In the data below, find every line with the string "觉得写得好" and pull it out.

+ + +

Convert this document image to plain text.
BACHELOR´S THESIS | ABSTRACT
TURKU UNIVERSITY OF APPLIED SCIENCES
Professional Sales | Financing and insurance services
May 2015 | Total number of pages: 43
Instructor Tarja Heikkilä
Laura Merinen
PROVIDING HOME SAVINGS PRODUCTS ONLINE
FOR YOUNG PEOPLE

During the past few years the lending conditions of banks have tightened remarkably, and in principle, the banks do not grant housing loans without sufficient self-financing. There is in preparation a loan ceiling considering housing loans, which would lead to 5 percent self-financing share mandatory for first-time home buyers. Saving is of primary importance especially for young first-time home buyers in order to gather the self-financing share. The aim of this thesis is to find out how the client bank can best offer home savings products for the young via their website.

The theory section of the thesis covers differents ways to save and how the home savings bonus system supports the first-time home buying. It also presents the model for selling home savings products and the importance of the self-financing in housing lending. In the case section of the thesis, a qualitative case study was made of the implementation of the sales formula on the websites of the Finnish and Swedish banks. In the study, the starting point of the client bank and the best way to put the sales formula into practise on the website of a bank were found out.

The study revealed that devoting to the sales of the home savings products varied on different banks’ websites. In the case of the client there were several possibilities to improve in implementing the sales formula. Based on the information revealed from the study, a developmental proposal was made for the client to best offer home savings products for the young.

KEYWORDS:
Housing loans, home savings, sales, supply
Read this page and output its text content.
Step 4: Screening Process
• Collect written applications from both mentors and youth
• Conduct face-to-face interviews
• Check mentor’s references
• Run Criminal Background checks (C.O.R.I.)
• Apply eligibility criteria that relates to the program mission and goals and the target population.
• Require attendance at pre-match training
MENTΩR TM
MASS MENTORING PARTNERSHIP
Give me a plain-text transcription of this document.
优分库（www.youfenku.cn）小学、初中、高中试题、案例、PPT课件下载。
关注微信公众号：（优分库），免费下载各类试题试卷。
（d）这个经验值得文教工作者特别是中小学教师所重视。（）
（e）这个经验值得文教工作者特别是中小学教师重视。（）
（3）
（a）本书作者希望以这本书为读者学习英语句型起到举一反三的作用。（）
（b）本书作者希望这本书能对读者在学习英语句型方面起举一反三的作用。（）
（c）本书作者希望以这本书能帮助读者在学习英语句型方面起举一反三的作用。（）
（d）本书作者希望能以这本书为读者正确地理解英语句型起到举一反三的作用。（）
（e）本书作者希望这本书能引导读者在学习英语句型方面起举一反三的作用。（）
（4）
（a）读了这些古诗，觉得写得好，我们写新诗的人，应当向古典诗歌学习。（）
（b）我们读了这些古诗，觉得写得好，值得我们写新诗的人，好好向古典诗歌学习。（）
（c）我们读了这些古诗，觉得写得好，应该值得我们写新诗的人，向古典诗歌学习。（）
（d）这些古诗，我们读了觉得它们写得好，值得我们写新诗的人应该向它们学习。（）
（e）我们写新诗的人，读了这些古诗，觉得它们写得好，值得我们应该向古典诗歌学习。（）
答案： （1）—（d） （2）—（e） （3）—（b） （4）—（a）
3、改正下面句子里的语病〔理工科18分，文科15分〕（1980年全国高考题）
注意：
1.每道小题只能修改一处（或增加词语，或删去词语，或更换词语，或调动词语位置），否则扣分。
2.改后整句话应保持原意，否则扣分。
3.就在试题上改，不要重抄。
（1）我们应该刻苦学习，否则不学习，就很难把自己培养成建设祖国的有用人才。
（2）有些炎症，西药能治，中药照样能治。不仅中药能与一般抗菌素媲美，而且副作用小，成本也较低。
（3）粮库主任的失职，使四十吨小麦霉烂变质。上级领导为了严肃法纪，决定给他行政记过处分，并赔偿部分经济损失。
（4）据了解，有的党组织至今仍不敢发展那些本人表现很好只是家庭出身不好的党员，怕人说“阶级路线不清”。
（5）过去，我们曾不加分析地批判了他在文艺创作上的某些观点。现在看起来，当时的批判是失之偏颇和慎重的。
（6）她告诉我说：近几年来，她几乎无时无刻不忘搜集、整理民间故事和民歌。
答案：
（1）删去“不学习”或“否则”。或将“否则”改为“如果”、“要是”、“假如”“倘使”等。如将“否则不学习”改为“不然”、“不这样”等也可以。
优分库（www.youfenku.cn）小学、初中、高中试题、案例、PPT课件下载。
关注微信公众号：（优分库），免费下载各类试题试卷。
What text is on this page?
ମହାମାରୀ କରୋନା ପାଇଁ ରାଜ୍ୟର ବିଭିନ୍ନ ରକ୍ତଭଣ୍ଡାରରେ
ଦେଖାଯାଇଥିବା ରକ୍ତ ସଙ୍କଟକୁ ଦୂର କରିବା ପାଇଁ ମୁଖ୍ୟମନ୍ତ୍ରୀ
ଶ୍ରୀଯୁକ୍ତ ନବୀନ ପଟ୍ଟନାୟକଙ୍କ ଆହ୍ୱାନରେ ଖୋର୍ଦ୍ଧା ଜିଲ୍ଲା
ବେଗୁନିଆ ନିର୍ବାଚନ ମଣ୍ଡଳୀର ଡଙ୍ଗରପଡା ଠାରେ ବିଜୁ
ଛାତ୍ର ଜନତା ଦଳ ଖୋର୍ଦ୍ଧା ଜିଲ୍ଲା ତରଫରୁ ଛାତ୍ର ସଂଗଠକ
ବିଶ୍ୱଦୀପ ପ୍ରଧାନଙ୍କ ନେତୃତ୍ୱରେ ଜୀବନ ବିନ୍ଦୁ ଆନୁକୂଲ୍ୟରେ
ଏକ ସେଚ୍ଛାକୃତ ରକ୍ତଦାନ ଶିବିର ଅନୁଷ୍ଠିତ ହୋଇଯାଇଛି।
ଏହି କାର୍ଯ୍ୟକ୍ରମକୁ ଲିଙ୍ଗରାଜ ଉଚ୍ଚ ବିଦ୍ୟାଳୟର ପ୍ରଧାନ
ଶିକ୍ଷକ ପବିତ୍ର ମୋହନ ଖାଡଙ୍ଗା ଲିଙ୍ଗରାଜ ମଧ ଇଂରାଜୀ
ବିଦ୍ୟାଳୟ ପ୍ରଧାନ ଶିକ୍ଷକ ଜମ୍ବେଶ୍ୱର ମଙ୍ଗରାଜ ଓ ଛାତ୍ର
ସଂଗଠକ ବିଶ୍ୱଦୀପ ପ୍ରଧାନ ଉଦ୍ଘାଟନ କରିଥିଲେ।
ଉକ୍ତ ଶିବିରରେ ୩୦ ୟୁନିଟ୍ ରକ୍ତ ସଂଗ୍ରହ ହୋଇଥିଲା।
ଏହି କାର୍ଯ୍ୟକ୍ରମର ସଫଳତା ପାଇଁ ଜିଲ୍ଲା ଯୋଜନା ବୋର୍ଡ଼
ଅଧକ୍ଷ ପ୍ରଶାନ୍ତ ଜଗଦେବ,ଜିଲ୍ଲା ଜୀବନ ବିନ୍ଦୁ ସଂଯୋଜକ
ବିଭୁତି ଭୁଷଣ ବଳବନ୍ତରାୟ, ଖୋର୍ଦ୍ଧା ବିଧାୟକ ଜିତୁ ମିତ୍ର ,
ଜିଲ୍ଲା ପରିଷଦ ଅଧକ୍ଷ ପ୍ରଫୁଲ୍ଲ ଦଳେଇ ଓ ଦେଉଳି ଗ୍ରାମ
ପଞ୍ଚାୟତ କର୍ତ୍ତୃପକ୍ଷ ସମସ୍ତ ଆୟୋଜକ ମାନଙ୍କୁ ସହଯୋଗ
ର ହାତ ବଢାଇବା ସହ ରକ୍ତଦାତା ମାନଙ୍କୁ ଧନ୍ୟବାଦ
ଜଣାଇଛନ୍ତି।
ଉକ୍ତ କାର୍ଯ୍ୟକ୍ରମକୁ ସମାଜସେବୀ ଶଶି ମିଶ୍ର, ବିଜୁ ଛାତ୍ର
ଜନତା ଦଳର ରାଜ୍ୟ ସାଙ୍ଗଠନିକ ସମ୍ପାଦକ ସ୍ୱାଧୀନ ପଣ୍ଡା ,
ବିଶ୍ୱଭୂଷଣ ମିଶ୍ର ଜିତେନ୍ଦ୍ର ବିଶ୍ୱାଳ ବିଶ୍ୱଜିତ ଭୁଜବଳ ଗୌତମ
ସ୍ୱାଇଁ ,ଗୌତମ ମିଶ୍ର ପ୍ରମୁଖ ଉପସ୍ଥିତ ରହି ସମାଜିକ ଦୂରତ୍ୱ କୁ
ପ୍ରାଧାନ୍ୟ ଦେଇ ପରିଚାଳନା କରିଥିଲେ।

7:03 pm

+ + +

● **Response to the task**:
（a）读了这些古诗，觉得写得好，我们写新诗的人，应当向古典诗歌学习。（）
（b）我们读了这些古诗，觉得写得好，值得我们写新诗的人，好好向古典诗歌学习。（）
（c）我们读了这些古诗，觉得写得好，应该值得我们写新诗的人，向古典诗歌学习。（）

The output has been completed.